Task prompt:
Copy all the data exactly, except the pictures.

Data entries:
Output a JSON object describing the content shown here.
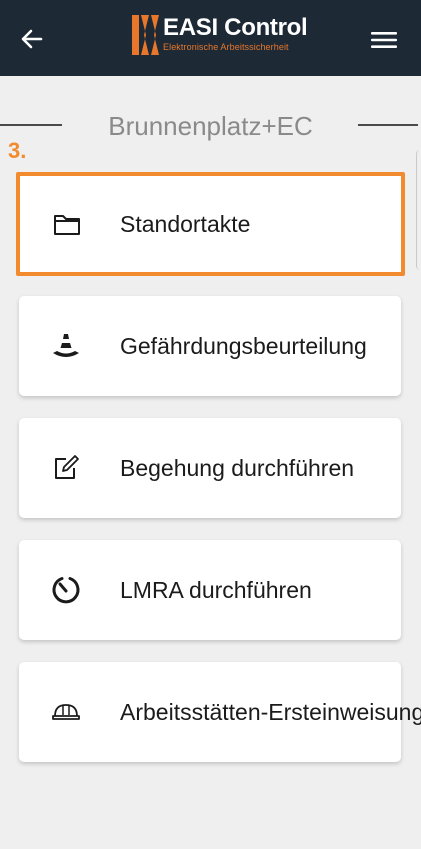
{
  "header": {
    "app_name": "EASI Control",
    "tagline": "Elektronische Arbeitssicherheit",
    "back_icon": "arrow-left-icon",
    "menu_icon": "hamburger-menu-icon",
    "background_color": "#1d2a36",
    "brand_color": "#e8762b"
  },
  "location": {
    "title": "Brunnenplatz+EC"
  },
  "step_marker": "3.",
  "highlight_color": "#f28a2e",
  "menu": {
    "items": [
      {
        "label": "Standortakte",
        "icon": "folder-icon",
        "highlighted": true
      },
      {
        "label": "Gefährdungsbeurteilung",
        "icon": "traffic-cone-icon",
        "highlighted": false
      },
      {
        "label": "Begehung durchführen",
        "icon": "edit-note-icon",
        "highlighted": false
      },
      {
        "label": "LMRA durchführen",
        "icon": "timer-icon",
        "highlighted": false
      },
      {
        "label": "Arbeitsstätten-Ersteinweisung",
        "icon": "hard-hat-icon",
        "highlighted": false
      }
    ]
  }
}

Solution below:
Output a JSON object describing the content shown here.
{
  "header": {
    "app_name": "EASI Control",
    "tagline": "Elektronische Arbeitssicherheit",
    "back_icon": "arrow-left-icon",
    "menu_icon": "hamburger-menu-icon",
    "background_color": "#1d2a36",
    "brand_color": "#e8762b"
  },
  "location": {
    "title": "Brunnenplatz+EC"
  },
  "step_marker": "3.",
  "highlight_color": "#f28a2e",
  "menu": {
    "items": [
      {
        "label": "Standortakte",
        "icon": "folder-icon",
        "highlighted": true
      },
      {
        "label": "Gefährdungsbeurteilung",
        "icon": "traffic-cone-icon",
        "highlighted": false
      },
      {
        "label": "Begehung durchführen",
        "icon": "edit-note-icon",
        "highlighted": false
      },
      {
        "label": "LMRA durchführen",
        "icon": "timer-icon",
        "highlighted": false
      },
      {
        "label": "Arbeitsstätten-Ersteinweisung",
        "icon": "hard-hat-icon",
        "highlighted": false
      }
    ]
  }
}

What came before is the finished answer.